What is required
Make an exact copy of all the material below, apart from the pictures.

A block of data
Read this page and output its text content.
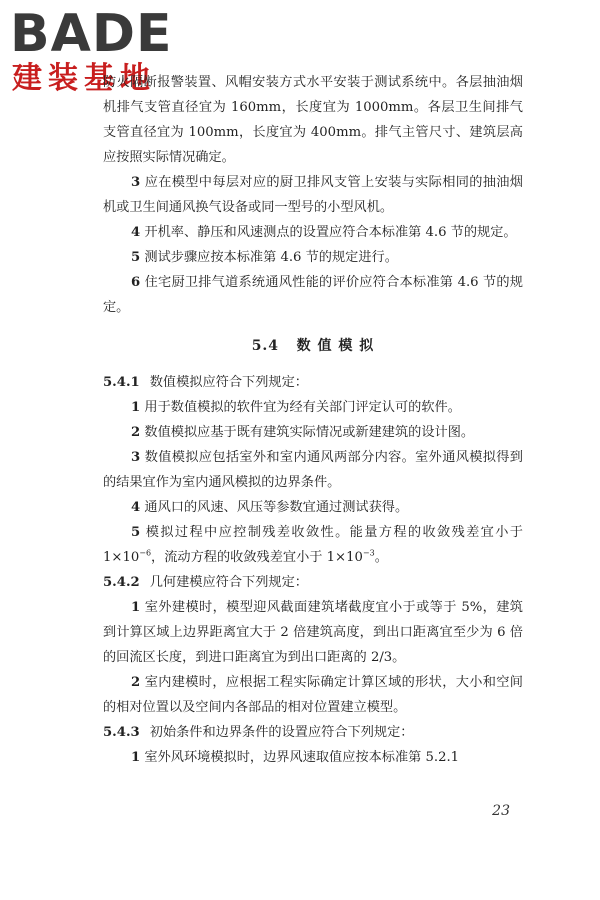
BADE
建装基地

防火隔断报警装置、风帽安装方式水平安装于测试系统中。各层抽油烟机排气支管直径宜为 160mm，长度宜为 1000mm。各层卫生间排气支管直径宜为 100mm，长度宜为 400mm。排气主管尺寸、建筑层高应按照实际情况确定。

3 应在模型中每层对应的厨卫排风支管上安装与实际相同的抽油烟机或卫生间通风换气设备或同一型号的小型风机。

4 开机率、静压和风速测点的设置应符合本标准第 4.6 节的规定。

5 测试步骤应按本标准第 4.6 节的规定进行。

6 住宅厨卫排气道系统通风性能的评价应符合本标准第 4.6 节的规定。

5.4 数 值 模 拟

5.4.1 数值模拟应符合下列规定：

1 用于数值模拟的软件宜为经有关部门评定认可的软件。

2 数值模拟应基于既有建筑实际情况或新建建筑的设计图。

3 数值模拟应包括室外和室内通风两部分内容。室外通风模拟得到的结果宜作为室内通风模拟的边界条件。

4 通风口的风速、风压等参数宜通过测试获得。

5 模拟过程中应控制残差收敛性。能量方程的收敛残差宜小于 $1\times 10^{-6}$，流动方程的收敛残差宜小于 $1\times 10^{-3}$。

5.4.2 几何建模应符合下列规定：

1 室外建模时，模型迎风截面建筑堵截度宜小于或等于 5%，建筑到计算区域上边界距离宜大于 2 倍建筑高度，到出口距离宜至少为 6 倍的回流区长度，到进口距离宜为到出口距离的 2/3。

2 室内建模时，应根据工程实际确定计算区域的形状，大小和空间的相对位置以及空间内各部品的相对位置建立模型。

5.4.3 初始条件和边界条件的设置应符合下列规定：

1 室外风环境模拟时，边界风速取值应按本标准第 5.2.1

23
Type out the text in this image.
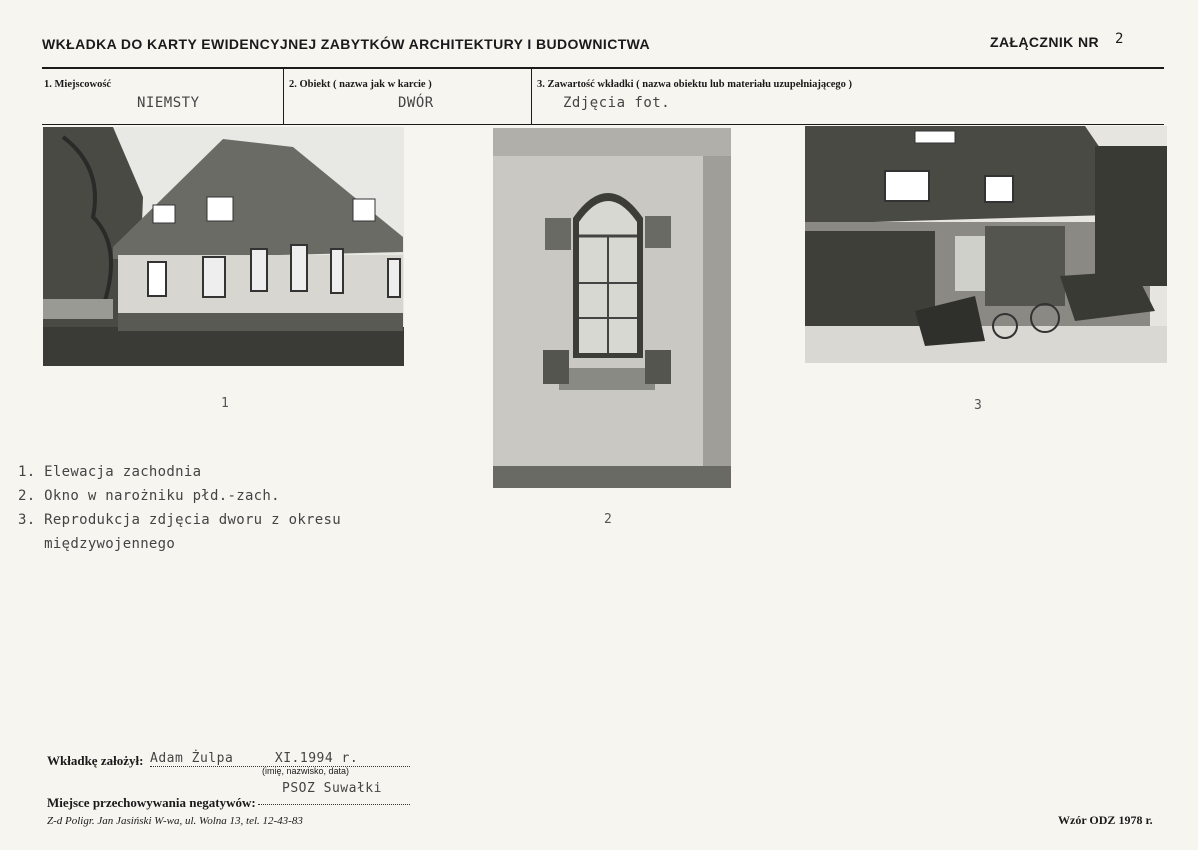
WKŁADKA DO KARTY EWIDENCYJNEJ ZABYTKÓW ARCHITEKTURY I BUDOWNICTWA	ZAŁĄCZNIK NR 2
1. Miejscowość
NIEMSTY
2. Obiekt ( nazwa jak w karcie )
DWÓR
3. Zawartość wkładki ( nazwa obiektu lub materiału uzupełniającego )
Zdjęcia fot.
1
2
3
1. Elewacja zachodnia
2. Okno w narożniku płd.-zach.
3. Reprodukcja zdjęcia dworu z okresu
międzywojennego
Wkładkę założył: Adam Żulpa     XI.1994 r.
(imię, nazwisko, data)
Miejsce przechowywania negatywów:
PSOZ Suwałki
Z-d Poligr. Jan Jasiński W-wa, ul. Wolna 13, tel. 12-43-83	Wzór ODZ 1978 r.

Expected output
Read this page and output its text content.
BADE
建装基地

防火隔断报警装置、风帽安装方式水平安装于测试系统中。各层抽油烟机排气支管直径宜为 160mm，长度宜为 1000mm。各层卫生间排气支管直径宜为 100mm，长度宜为 400mm。排气主管尺寸、建筑层高应按照实际情况确定。

3 应在模型中每层对应的厨卫排风支管上安装与实际相同的抽油烟机或卫生间通风换气设备或同一型号的小型风机。

4 开机率、静压和风速测点的设置应符合本标准第 4.6 节的规定。

5 测试步骤应按本标准第 4.6 节的规定进行。

6 住宅厨卫排气道系统通风性能的评价应符合本标准第 4.6 节的规定。

5.4 数 值 模 拟

5.4.1 数值模拟应符合下列规定：

1 用于数值模拟的软件宜为经有关部门评定认可的软件。

2 数值模拟应基于既有建筑实际情况或新建建筑的设计图。

3 数值模拟应包括室外和室内通风两部分内容。室外通风模拟得到的结果宜作为室内通风模拟的边界条件。

4 通风口的风速、风压等参数宜通过测试获得。

5 模拟过程中应控制残差收敛性。能量方程的收敛残差宜小于 $1\times 10^{-6}$，流动方程的收敛残差宜小于 $1\times 10^{-3}$。

5.4.2 几何建模应符合下列规定：

1 室外建模时，模型迎风截面建筑堵截度宜小于或等于 5%，建筑到计算区域上边界距离宜大于 2 倍建筑高度，到出口距离宜至少为 6 倍的回流区长度，到进口距离宜为到出口距离的 2/3。

2 室内建模时，应根据工程实际确定计算区域的形状，大小和空间的相对位置以及空间内各部品的相对位置建立模型。

5.4.3 初始条件和边界条件的设置应符合下列规定：

1 室外风环境模拟时，边界风速取值应按本标准第 5.2.1

23
Type out the text in this image.
WKŁADKA DO KARTY EWIDENCYJNEJ ZABYTKÓW ARCHITEKTURY I BUDOWNICTWA	ZAŁĄCZNIK NR 2
1. Miejscowość
NIEMSTY
2. Obiekt ( nazwa jak w karcie )
DWÓR
3. Zawartość wkładki ( nazwa obiektu lub materiału uzupełniającego )
Zdjęcia fot.
1
2
3
1. Elewacja zachodnia
2. Okno w narożniku płd.-zach.
3. Reprodukcja zdjęcia dworu z okresu
międzywojennego
Wkładkę założył: Adam Żulpa     XI.1994 r.
(imię, nazwisko, data)
Miejsce przechowywania negatywów:
PSOZ Suwałki
Z-d Poligr. Jan Jasiński W-wa, ul. Wolna 13, tel. 12-43-83	Wzór ODZ 1978 r.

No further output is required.